Records excerpted from a collection:
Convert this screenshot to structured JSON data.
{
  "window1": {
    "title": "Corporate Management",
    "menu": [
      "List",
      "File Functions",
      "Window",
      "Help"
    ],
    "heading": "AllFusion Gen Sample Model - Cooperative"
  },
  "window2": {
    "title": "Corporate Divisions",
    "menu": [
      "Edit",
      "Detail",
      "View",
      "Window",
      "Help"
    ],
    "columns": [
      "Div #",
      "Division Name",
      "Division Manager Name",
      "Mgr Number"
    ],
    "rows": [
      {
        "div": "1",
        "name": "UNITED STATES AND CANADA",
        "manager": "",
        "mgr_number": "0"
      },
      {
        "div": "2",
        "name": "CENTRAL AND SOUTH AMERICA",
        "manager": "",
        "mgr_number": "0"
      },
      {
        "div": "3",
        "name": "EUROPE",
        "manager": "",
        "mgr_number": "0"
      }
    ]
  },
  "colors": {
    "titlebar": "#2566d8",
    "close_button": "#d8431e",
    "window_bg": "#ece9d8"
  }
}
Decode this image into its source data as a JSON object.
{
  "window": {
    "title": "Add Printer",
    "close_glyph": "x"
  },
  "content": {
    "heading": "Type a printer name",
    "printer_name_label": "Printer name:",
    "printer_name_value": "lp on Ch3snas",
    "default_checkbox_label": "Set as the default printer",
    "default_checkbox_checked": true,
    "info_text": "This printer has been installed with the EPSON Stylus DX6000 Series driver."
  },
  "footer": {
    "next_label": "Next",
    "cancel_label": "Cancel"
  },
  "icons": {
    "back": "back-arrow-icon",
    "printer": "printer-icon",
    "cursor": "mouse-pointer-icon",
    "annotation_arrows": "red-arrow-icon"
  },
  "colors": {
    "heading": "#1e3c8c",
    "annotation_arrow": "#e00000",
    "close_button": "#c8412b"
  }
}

*PROBLEM DETAILS*:
Every entry needs to be retyped exactly.

*WRITTEN ANSWER*:
Convert this screenshot to structured JSON data.
{
  "window1": {
    "title": "Corporate Management",
    "menu": [
      "List",
      "File Functions",
      "Window",
      "Help"
    ],
    "heading": "AllFusion Gen Sample Model - Cooperative"
  },
  "window2": {
    "title": "Corporate Divisions",
    "menu": [
      "Edit",
      "Detail",
      "View",
      "Window",
      "Help"
    ],
    "columns": [
      "Div #",
      "Division Name",
      "Division Manager Name",
      "Mgr Number"
    ],
    "rows": [
      {
        "div": "1",
        "name": "UNITED STATES AND CANADA",
        "manager": "",
        "mgr_number": "0"
      },
      {
        "div": "2",
        "name": "CENTRAL AND SOUTH AMERICA",
        "manager": "",
        "mgr_number": "0"
      },
      {
        "div": "3",
        "name": "EUROPE",
        "manager": "",
        "mgr_number": "0"
      }
    ]
  },
  "colors": {
    "titlebar": "#2566d8",
    "close_button": "#d8431e",
    "window_bg": "#ece9d8"
  }
}
Decode this image into its source data as a JSON object.
{
  "window": {
    "title": "Add Printer",
    "close_glyph": "x"
  },
  "content": {
    "heading": "Type a printer name",
    "printer_name_label": "Printer name:",
    "printer_name_value": "lp on Ch3snas",
    "default_checkbox_label": "Set as the default printer",
    "default_checkbox_checked": true,
    "info_text": "This printer has been installed with the EPSON Stylus DX6000 Series driver."
  },
  "footer": {
    "next_label": "Next",
    "cancel_label": "Cancel"
  },
  "icons": {
    "back": "back-arrow-icon",
    "printer": "printer-icon",
    "cursor": "mouse-pointer-icon",
    "annotation_arrows": "red-arrow-icon"
  },
  "colors": {
    "heading": "#1e3c8c",
    "annotation_arrow": "#e00000",
    "close_button": "#c8412b"
  }
}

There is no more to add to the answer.